TASK REQUIREMENTS
1) In the passage on protein conformational states, with what accuracy does the classifier identify the conformational transition in most cases?
2) From the passage on protein conformational states, copy word for word the part starting at "The conventional description" and ending at "few ‘canonical’ structures.".

SUPPLIED PASSAGE
Protein Conformational States—A First Principles Bayesian Method ^†

Abstract

Automated identification of protein conformational states from simulation of an ensemble of structures is a hard problem because it requires teaching a computer to recognize shapes. We adapt the naïve Bayes classifier from the machine learning community for use on atom-to-atom pairwise contacts. The result is an unsupervised learning algorithm that samples a ‘distribution’ over potential classification schemes. We apply the classifier to a series of test structures and one real protein, showing that it identifies the conformational transition with >95% accuracy in most cases. A nontrivial feature of our adaptation is a new connection to information entropy that allows us to vary the level of structural detail without spoiling the categorization. This is confirmed by comparing results as the number of atoms and time-samples are varied over 1.5 orders of magnitude. Further, the method’s derivation from Bayesian analysis on the set of inter-atomic contacts makes it easy to understand and extend to more complex cases.

1. Introduction

The conventional description of protein dynamics asserts that proteins posses intrinsic conformational states [1]. An enzyme may cycle between catalytic and open states [2]. An ion channel may open and close its central pore [3]. A chaperone protein assists transformation of large, hydrophobic proteins from initial, linear, to folded shapes [4]. X-ray and cryo electron-microscopy reveals conformations with small motions on the 1–5 Ångstrom level for those proteins that crystallize [5]. Neutron scattering and nuclear magnetic resonance structures of room temperature proteins show greater shape variability, but are usually able to classify structures into a few ‘canonical’ structures.

Advances in molecular modeling have made it possible to simulate the protein folding process, generating very large numbers of samples, free energy landscapes, and information on kinetics. Nevertheless, computational identification of distinct conformational states from molecular simulations has remained an active area of methodological research. Approaches fall roughly into two classes—linear and nonlinear. Linear methods work with the real $3N$-dimensional vector of atomic coordinates as a linear space, using pairwise alignments and Euclidean (RMSD) distances between structures. Nonlinear methods work with ‘features’ derived from nonlinear functions of the atomic coordinates—like pairwise distances between alpha-carbons. Well-known linear techniques include principle component analysis and linkage clustering based on pair-RMSDs. Nonlinear techniques include methods based on internal coordinates (relative distances and angles between groups of atoms) and T-distributed stochastic neighbor embedding [6].

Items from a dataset
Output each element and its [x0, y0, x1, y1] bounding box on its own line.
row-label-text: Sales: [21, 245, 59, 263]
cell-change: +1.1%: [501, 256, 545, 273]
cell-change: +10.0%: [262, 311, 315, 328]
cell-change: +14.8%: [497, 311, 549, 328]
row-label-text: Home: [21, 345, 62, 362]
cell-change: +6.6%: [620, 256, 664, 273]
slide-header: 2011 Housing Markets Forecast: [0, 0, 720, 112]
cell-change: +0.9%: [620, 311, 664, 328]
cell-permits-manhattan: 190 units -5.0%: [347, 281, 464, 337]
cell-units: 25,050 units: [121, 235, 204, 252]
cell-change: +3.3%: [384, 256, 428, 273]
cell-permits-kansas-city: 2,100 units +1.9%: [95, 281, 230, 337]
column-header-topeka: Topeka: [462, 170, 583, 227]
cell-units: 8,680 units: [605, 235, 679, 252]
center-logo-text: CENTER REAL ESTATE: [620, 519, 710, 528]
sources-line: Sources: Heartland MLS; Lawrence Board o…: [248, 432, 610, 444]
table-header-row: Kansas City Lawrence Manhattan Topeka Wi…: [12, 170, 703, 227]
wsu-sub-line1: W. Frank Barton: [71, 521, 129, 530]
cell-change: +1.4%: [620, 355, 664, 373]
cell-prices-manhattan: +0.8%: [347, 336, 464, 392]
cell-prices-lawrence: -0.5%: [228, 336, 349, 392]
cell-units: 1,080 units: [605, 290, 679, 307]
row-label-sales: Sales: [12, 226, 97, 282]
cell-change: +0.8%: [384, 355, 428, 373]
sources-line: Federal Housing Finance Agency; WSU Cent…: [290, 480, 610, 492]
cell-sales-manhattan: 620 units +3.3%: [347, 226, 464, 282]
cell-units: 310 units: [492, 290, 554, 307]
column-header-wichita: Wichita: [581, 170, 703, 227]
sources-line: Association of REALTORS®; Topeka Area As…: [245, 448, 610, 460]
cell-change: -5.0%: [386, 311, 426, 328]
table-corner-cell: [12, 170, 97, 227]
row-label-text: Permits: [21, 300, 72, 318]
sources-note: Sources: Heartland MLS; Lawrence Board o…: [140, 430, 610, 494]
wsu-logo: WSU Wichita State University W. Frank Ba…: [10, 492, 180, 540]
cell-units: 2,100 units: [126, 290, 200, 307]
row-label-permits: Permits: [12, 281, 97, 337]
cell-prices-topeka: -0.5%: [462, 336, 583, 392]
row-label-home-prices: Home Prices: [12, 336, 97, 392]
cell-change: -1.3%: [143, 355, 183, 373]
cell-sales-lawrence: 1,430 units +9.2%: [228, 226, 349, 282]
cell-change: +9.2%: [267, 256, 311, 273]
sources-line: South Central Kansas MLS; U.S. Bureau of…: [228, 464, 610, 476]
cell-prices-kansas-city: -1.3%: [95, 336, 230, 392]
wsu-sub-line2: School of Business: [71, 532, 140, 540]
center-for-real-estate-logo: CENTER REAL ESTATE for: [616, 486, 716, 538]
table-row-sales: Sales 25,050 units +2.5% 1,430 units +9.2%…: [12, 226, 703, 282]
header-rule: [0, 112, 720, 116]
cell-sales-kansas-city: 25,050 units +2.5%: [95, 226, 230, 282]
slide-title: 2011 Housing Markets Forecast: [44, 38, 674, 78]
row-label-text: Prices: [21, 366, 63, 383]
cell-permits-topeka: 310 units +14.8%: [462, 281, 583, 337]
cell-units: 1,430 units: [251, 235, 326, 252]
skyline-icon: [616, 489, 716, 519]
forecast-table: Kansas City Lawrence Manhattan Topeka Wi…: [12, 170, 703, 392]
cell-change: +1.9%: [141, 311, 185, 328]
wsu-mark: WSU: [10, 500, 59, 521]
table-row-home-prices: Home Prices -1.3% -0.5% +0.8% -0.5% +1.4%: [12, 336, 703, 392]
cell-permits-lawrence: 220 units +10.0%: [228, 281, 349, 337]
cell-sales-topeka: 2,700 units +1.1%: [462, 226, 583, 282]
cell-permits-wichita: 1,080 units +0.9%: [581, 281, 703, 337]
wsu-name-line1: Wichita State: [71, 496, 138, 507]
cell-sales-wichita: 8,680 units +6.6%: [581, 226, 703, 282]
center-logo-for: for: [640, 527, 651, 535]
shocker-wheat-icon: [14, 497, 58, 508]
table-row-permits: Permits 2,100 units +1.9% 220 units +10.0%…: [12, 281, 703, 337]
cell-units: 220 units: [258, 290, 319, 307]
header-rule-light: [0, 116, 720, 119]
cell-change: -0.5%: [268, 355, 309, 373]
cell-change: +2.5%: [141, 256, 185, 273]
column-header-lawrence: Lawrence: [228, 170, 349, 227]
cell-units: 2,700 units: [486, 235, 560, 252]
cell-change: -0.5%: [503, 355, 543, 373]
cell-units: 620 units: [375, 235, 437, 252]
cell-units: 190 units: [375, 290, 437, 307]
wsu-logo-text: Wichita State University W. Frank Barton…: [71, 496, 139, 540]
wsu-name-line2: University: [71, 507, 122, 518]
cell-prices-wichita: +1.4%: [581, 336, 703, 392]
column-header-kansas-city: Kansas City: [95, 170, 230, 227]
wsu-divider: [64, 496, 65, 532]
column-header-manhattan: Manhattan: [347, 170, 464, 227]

SOLUTIONS TO EACH TASK
1) More than 95% accuracy.

2)
The conventional description of protein dynamics asserts that proteins posses intrinsic conformational states [1]. An enzyme may cycle between catalytic and open states [2]. An ion channel may open and close its central pore [3]. A chaperone protein assists transformation of large, hydrophobic proteins from initial, linear, to folded shapes [4]. X-ray and cryo electron-microscopy reveals conformations with small motions on the 1–5 Ångstrom level for those proteins that crystallize [5]. Neutron scattering and nuclear magnetic resonance structures of room temperature proteins show greater shape variability, but are usually able to classify structures into a few ‘canonical’ structures.